▶ [WRITTEN REQUEST] Identify the lines that contain the string "Huìlíngdùn", then copy each of them.

▶ [TASK DATA]
--------------------

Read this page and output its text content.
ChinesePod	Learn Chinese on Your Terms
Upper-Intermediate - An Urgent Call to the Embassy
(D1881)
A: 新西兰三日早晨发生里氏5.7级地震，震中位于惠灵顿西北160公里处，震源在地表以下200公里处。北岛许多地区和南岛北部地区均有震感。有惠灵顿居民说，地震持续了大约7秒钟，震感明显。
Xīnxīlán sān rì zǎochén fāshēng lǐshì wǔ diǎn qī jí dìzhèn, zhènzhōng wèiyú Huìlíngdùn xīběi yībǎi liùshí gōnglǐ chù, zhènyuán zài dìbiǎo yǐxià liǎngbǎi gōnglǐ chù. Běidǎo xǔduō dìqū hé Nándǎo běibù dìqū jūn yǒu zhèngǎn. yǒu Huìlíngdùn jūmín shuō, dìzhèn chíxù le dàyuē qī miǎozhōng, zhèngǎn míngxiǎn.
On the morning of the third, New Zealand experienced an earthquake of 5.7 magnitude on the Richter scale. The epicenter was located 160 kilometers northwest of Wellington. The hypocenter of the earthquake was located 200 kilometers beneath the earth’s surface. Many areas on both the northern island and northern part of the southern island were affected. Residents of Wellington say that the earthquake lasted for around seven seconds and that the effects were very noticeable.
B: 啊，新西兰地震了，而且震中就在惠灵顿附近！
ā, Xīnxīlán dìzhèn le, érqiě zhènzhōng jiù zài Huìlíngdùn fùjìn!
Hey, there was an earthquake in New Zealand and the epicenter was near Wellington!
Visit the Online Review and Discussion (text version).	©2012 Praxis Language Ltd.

--------------------

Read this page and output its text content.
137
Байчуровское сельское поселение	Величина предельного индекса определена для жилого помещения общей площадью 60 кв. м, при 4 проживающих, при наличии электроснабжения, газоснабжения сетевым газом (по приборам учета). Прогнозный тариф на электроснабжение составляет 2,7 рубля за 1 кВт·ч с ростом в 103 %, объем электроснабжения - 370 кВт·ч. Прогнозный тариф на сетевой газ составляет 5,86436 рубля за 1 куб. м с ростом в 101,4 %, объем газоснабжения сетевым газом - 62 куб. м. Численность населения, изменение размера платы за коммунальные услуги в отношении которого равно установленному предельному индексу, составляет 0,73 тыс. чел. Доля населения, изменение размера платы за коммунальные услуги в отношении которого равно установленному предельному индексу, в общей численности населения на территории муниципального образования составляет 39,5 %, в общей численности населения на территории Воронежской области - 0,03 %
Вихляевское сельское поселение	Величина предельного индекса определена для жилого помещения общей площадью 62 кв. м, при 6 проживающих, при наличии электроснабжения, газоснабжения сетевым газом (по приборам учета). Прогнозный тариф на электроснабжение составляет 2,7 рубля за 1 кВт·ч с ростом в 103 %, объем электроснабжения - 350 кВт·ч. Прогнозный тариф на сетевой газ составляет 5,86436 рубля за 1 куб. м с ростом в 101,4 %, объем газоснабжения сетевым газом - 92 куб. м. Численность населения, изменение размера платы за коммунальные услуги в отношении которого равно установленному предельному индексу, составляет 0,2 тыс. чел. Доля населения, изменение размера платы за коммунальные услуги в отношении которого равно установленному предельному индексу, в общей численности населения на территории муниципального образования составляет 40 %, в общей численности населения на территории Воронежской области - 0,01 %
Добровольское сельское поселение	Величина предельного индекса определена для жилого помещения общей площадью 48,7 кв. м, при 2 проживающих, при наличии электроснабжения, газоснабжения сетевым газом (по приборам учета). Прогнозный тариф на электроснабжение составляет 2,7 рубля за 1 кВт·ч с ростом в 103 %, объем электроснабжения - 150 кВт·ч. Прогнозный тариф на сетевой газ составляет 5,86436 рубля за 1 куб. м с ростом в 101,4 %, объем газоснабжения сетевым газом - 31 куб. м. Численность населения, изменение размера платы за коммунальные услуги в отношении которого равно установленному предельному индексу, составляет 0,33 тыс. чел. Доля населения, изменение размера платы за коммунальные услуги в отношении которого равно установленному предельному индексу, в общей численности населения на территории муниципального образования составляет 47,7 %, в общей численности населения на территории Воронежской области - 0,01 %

--------------------

▶ [THE RESULT]
Xīnxīlán sān rì zǎochén fāshēng lǐshì wǔ diǎn qī jí dìzhèn, zhènzhōng wèiyú Huìlíngdùn xīběi yībǎi liùshí gōnglǐ chù, zhènyuán zài dìbiǎo yǐxià liǎngbǎi gōnglǐ chù. Běidǎo xǔduō dìqū hé Nándǎo běibù dìqū jūn yǒu zhèngǎn. yǒu Huìlíngdùn jūmín shuō, dìzhèn chíxù le dàyuē qī miǎozhōng, zhèngǎn míngxiǎn.
ā, Xīnxīlán dìzhèn le, érqiě zhènzhōng jiù zài Huìlíngdùn fùjìn!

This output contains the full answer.